* Written task
All lines holding the string "super" are to be shown.

------ Records supplied

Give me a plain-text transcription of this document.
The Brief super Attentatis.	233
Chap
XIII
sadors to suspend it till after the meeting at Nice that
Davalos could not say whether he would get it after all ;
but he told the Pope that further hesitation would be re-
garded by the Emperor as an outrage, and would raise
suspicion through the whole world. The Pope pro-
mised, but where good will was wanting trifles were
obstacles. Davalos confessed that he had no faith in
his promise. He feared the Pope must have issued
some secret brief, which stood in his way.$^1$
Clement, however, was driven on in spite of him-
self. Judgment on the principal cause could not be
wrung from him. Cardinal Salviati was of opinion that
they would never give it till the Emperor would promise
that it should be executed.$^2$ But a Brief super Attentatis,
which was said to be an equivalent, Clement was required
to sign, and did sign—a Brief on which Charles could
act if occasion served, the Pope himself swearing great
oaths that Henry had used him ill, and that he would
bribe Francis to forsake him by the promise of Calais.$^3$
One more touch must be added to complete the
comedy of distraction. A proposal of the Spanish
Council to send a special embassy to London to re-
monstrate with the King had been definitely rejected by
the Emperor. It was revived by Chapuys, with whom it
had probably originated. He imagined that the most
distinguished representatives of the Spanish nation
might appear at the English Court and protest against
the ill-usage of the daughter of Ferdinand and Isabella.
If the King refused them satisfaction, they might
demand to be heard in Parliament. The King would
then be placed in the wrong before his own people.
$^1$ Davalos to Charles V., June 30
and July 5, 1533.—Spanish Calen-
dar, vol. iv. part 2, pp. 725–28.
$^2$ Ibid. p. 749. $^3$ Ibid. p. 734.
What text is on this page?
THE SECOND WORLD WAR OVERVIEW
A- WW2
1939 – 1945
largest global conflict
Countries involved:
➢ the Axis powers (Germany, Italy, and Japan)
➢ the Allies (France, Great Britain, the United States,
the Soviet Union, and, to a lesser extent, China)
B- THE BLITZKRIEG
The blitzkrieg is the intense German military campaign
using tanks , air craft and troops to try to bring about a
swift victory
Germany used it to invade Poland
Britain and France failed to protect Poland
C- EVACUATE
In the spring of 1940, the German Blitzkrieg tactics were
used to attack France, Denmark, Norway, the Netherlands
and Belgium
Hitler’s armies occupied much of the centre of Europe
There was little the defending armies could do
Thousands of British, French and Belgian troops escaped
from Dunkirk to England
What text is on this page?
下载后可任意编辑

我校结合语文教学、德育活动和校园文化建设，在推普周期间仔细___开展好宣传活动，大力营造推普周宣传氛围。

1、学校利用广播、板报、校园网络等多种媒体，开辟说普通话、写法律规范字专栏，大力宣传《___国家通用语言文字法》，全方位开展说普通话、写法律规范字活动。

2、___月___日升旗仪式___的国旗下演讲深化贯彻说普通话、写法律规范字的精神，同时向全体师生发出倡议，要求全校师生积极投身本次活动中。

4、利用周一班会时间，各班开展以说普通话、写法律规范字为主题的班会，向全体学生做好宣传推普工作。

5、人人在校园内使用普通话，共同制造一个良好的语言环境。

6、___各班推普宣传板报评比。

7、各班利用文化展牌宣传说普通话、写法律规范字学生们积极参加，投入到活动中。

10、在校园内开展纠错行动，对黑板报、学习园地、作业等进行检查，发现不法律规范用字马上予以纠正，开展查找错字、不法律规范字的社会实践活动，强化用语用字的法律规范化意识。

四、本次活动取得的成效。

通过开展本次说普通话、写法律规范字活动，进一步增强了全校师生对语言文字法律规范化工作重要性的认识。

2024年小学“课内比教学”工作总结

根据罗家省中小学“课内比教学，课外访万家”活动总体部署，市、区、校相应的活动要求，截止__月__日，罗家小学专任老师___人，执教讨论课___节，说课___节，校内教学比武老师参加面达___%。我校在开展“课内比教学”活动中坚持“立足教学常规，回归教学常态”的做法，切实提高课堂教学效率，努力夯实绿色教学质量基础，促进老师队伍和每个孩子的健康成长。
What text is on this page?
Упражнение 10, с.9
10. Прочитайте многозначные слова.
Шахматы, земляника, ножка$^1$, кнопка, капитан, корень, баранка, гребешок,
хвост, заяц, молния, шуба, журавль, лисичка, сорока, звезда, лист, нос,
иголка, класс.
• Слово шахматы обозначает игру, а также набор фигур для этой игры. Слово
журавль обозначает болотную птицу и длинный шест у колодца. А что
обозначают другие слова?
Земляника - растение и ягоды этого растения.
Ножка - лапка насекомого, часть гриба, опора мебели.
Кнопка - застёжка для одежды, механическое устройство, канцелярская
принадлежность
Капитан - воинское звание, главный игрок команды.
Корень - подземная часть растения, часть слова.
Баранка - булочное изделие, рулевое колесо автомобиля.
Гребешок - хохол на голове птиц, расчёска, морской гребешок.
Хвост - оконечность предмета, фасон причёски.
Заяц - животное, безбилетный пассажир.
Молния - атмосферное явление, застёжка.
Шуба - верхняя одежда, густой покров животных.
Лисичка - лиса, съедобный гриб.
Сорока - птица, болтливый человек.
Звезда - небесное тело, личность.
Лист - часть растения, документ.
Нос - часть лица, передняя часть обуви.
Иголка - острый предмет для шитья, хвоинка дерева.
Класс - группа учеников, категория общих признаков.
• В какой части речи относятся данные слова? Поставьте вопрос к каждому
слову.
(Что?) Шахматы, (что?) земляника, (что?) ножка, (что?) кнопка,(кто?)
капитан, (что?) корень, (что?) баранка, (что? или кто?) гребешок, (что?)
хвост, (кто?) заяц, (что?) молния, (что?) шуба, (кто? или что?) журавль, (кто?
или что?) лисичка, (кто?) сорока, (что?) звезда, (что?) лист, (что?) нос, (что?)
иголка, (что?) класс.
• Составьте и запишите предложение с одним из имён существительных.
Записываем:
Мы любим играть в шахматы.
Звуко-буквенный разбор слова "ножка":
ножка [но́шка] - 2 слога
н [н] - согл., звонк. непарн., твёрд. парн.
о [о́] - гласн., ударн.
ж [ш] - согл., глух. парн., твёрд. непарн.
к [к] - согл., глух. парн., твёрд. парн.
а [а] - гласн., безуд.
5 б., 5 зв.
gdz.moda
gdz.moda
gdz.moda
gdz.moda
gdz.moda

------------

* Completed exercise
The Brief super Attentatis.	233
that it should be executed.$^2$ But a Brief super Attentatis,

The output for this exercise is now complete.